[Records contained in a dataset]
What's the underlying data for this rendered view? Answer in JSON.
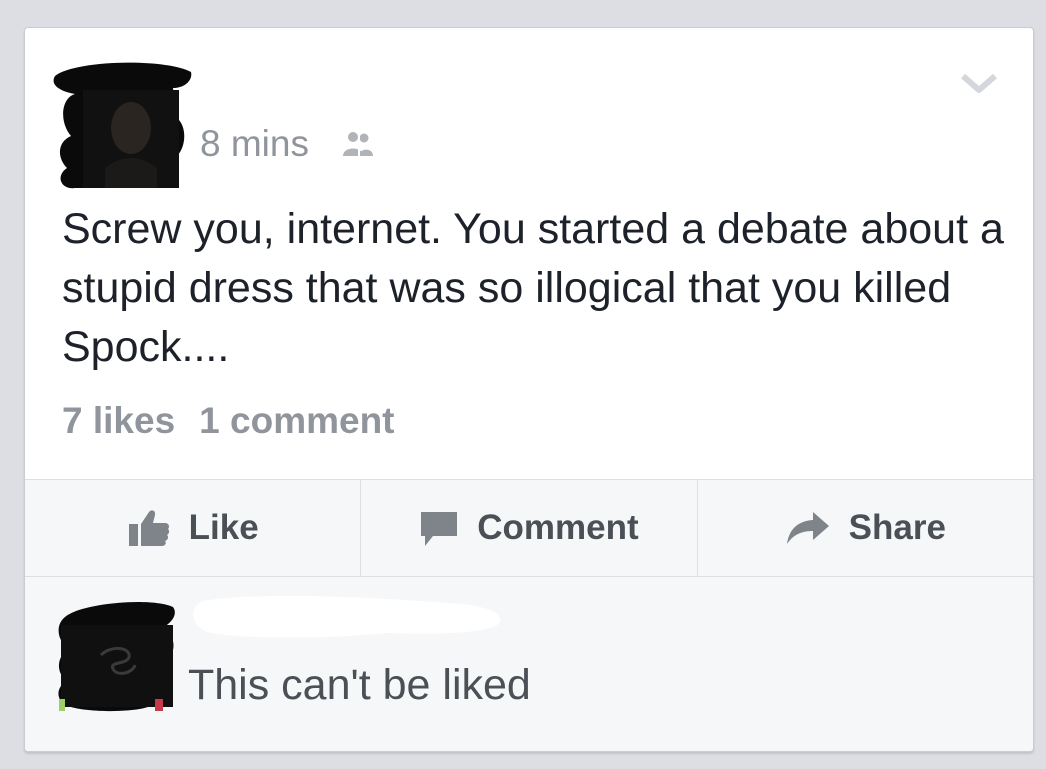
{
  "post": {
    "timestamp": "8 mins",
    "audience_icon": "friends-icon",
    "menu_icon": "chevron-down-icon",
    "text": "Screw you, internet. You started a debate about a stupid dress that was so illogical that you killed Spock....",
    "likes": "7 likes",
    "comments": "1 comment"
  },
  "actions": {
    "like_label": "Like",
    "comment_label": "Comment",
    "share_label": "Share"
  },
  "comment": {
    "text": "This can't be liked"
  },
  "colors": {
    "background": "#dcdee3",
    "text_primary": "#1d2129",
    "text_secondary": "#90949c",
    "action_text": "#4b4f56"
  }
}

...

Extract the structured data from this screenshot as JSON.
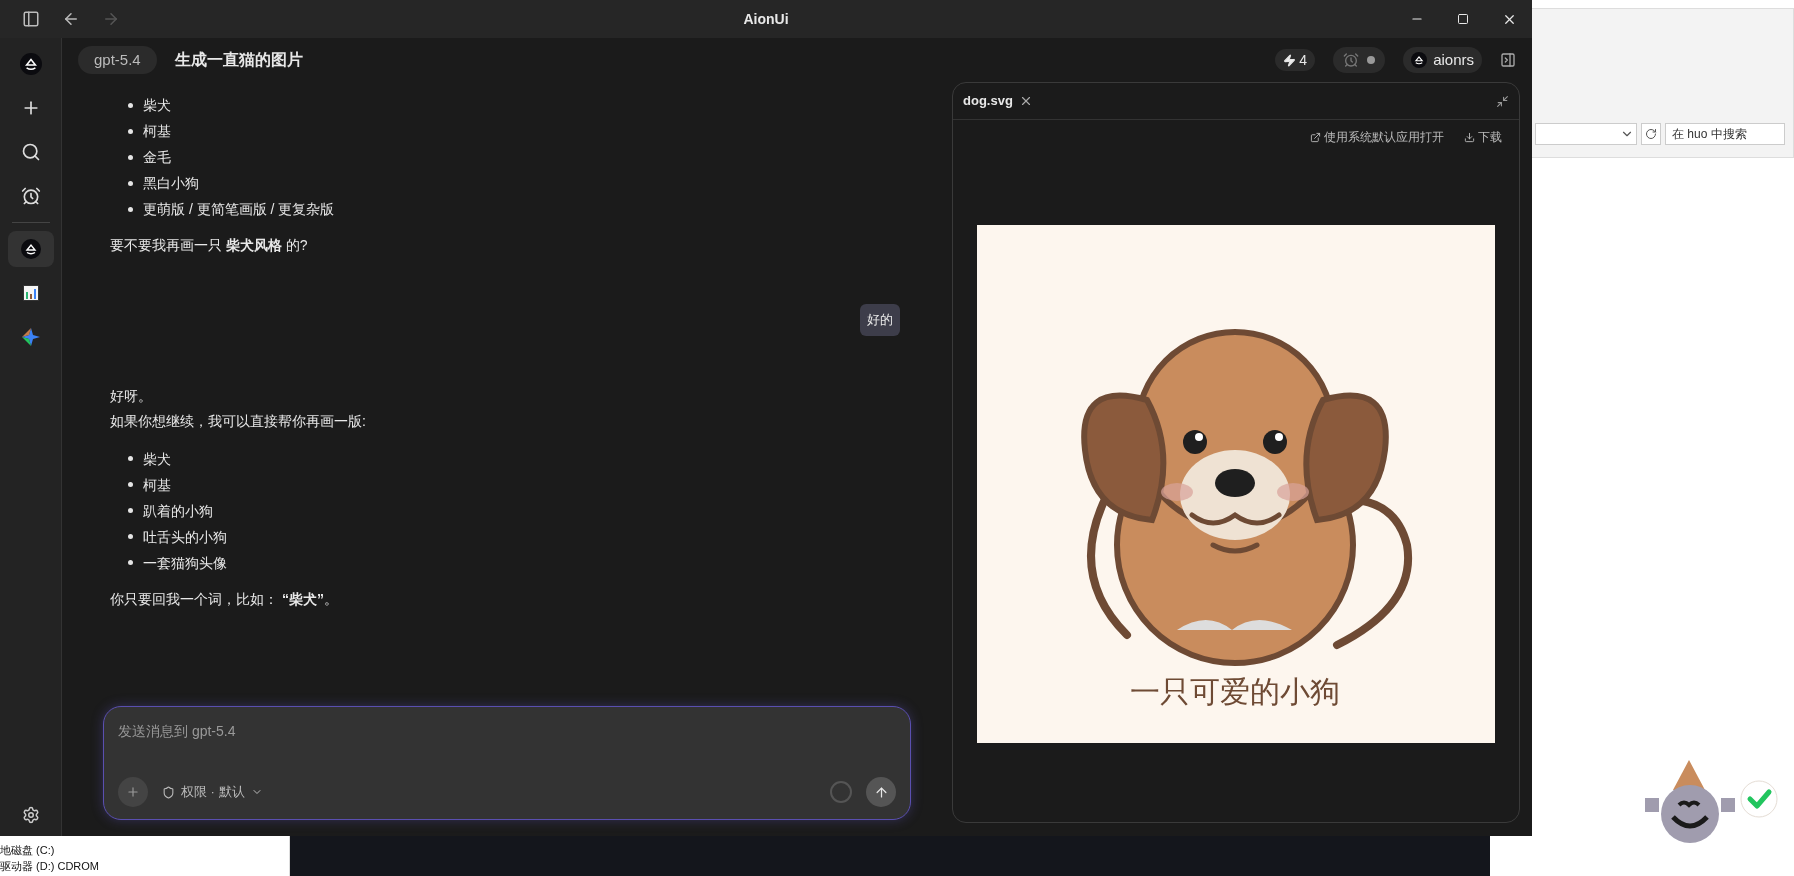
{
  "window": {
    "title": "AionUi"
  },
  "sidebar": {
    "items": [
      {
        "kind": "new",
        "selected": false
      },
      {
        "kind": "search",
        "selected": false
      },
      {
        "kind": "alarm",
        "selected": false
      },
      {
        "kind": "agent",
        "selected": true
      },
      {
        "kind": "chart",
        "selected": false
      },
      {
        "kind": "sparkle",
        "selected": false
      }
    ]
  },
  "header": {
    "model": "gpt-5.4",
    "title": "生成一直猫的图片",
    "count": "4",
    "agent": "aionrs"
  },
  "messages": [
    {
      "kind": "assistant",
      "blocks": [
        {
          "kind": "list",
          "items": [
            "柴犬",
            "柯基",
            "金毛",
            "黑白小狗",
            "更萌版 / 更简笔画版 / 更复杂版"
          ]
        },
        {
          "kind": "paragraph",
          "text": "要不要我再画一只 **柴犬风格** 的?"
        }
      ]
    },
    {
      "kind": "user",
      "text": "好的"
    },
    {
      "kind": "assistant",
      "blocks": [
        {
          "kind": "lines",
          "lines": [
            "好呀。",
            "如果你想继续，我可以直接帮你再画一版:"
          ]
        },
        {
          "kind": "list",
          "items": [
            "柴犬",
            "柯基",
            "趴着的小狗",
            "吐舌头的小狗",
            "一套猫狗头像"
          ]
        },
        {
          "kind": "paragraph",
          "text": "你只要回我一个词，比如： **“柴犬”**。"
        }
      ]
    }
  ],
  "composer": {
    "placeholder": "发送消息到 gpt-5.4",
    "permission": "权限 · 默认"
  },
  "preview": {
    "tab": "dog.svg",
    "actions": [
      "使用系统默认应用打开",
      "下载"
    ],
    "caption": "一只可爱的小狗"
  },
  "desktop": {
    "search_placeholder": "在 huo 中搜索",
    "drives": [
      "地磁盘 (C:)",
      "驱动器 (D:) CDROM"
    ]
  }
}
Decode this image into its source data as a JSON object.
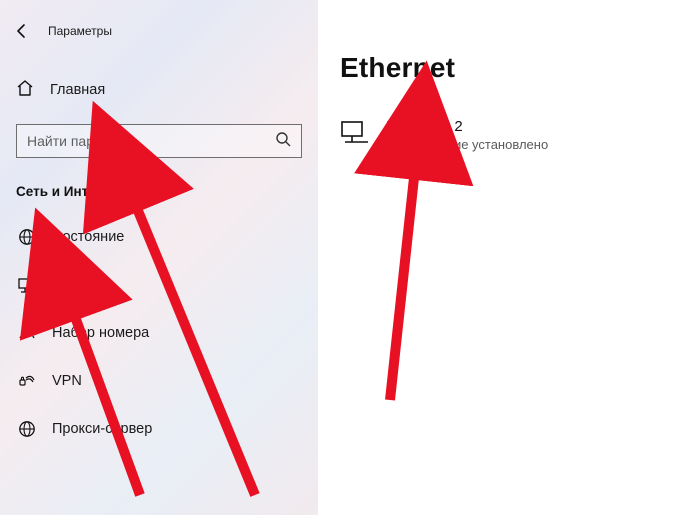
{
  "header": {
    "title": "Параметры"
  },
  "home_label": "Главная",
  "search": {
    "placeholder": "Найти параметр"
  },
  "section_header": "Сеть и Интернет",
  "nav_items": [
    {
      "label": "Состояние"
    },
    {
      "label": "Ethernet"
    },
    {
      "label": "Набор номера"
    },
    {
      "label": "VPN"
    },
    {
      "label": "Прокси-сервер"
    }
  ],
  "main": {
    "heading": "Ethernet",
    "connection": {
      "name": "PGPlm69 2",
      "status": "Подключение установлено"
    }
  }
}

WORK INSTRUCTIONS: Looking at the records above, work out how many lines include the word "JSON", then give that number by itself.

ANSWER BELOW: 3